◆ Problem ◆
Scan the records for the string "xlabel"; copy each line where it occurs.

◆ Data rows ◆
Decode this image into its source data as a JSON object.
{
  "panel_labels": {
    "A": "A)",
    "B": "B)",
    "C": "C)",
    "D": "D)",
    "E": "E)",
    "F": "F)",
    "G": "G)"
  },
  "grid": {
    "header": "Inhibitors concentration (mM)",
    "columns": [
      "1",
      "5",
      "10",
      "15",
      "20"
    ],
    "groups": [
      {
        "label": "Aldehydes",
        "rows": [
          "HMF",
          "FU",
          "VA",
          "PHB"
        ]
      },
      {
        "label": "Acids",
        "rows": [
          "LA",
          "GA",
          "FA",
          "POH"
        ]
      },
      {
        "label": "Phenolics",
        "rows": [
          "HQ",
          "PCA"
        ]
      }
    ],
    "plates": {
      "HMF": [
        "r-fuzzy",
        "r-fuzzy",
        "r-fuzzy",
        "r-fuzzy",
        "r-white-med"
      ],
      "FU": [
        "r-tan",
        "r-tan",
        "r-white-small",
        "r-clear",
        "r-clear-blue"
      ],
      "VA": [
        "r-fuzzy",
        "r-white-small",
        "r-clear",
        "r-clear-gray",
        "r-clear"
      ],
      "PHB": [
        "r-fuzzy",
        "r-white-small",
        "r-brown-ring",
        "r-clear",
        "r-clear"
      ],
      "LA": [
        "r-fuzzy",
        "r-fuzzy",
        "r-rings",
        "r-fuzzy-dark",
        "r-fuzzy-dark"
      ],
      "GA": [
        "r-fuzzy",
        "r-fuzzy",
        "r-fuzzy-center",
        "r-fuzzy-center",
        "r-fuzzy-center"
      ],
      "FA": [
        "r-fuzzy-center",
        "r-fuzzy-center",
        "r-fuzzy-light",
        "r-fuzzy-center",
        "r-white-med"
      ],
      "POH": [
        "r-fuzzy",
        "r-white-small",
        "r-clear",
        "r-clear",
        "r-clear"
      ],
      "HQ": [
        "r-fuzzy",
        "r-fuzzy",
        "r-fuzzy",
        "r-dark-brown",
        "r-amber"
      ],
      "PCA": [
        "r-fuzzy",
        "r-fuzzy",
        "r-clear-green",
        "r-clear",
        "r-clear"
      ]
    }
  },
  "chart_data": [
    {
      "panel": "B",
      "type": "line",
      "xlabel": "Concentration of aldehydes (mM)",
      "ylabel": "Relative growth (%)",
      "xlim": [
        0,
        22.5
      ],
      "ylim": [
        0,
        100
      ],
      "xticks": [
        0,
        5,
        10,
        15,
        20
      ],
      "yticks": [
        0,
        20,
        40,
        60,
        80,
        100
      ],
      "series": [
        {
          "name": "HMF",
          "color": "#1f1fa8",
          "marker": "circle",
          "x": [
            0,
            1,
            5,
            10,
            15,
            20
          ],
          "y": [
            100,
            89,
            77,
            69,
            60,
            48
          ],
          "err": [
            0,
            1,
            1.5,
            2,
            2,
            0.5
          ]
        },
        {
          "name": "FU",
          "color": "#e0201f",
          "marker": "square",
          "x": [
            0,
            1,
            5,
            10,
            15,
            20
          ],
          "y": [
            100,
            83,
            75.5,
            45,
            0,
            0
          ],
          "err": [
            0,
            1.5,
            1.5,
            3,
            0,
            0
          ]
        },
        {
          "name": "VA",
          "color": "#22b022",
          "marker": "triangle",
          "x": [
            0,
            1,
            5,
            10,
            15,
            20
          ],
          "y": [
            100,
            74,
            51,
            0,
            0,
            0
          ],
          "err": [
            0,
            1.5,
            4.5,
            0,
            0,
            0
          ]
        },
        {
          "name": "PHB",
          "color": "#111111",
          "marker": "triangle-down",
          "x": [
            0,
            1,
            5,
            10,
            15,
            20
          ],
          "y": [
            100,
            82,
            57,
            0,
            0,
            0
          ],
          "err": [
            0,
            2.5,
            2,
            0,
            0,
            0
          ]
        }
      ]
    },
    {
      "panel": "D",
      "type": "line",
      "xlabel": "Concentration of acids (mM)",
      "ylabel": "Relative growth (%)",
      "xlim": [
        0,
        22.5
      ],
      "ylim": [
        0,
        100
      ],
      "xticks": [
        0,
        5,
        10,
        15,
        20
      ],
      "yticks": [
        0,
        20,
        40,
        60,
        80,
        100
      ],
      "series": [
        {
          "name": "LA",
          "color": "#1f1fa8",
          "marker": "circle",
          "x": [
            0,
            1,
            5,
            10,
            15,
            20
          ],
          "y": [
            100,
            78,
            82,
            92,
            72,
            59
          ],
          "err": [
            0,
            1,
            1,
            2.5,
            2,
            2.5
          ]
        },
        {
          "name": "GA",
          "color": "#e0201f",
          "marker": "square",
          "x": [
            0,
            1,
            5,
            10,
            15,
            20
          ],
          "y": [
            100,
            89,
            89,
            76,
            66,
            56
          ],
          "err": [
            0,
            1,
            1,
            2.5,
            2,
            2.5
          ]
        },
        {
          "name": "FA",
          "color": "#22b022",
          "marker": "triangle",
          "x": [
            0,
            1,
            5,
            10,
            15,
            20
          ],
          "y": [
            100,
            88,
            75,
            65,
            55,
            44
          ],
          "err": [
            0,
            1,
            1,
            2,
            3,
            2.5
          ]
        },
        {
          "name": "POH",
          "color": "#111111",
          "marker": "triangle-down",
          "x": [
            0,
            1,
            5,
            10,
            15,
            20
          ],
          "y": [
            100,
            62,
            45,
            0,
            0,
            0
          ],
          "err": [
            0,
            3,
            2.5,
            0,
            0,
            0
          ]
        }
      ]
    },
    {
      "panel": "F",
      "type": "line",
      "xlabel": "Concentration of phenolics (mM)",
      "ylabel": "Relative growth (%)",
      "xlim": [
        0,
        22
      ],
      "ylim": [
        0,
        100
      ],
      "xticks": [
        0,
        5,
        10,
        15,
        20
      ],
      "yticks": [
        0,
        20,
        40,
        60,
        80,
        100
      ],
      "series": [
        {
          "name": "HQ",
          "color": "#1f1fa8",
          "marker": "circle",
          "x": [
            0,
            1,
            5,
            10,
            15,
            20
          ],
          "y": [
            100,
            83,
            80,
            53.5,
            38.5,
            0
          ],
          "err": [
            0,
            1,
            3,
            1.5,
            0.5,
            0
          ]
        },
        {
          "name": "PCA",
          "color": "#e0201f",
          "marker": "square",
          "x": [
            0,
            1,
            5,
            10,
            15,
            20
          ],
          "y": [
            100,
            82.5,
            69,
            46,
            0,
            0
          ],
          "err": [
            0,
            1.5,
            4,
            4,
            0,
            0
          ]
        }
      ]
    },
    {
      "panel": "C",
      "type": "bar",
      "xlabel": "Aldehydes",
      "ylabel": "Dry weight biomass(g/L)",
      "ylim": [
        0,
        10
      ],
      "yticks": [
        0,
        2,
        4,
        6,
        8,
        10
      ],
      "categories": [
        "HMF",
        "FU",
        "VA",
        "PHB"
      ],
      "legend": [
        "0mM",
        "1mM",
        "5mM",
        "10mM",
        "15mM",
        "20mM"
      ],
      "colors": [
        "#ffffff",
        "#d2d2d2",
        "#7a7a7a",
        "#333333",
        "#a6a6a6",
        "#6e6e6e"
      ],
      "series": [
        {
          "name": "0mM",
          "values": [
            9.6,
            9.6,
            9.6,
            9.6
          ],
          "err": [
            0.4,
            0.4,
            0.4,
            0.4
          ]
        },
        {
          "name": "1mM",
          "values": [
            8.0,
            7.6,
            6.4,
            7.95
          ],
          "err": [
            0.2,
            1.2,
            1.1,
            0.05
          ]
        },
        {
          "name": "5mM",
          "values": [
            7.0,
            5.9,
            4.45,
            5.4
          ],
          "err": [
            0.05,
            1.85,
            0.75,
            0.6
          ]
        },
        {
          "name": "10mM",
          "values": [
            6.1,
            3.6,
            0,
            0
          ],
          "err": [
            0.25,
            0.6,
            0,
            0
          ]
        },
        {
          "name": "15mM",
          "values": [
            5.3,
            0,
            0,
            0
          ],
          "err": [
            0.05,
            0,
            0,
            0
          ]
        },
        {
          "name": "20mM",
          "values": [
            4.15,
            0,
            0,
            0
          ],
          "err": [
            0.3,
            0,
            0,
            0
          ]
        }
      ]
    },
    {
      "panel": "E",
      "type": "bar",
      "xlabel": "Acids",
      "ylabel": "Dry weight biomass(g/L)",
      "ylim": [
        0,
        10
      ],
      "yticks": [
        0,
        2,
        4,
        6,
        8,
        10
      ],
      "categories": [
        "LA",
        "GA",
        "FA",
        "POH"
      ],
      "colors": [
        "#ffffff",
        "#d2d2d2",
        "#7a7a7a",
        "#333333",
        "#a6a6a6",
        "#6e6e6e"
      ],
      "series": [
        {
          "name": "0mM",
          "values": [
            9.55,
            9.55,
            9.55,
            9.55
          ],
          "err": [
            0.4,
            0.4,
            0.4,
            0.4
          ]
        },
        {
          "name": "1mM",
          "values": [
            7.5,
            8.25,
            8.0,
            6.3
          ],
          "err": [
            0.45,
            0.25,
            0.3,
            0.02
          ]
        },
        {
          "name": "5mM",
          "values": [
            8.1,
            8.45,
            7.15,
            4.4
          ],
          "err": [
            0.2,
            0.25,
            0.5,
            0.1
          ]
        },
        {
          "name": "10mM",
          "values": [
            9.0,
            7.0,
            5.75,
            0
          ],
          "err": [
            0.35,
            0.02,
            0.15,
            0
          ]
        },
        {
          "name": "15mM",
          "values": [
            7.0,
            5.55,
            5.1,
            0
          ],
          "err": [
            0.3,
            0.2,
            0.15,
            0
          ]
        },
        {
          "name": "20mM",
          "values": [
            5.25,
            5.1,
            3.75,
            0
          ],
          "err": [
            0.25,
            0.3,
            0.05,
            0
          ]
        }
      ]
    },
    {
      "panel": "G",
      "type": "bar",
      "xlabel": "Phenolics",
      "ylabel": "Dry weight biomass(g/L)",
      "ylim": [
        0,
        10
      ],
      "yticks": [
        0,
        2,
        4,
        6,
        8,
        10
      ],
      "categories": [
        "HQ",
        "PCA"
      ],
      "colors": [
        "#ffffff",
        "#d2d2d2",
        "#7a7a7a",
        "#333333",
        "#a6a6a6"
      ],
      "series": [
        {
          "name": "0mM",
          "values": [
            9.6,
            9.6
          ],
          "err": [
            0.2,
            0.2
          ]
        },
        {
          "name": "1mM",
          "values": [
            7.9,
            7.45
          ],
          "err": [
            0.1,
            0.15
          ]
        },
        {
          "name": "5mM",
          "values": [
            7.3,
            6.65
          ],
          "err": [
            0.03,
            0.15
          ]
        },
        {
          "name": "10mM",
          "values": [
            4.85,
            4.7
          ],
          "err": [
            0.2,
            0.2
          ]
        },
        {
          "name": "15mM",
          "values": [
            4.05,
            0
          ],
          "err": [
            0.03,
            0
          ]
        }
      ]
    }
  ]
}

◆ The solution ◆
      "xlabel": "Concentration of aldehydes (mM)",
      "xlabel": "Concentration of acids (mM)",
      "xlabel": "Concentration of phenolics (mM)",
      "xlabel": "Aldehydes",
      "xlabel": "Acids",
      "xlabel": "Phenolics",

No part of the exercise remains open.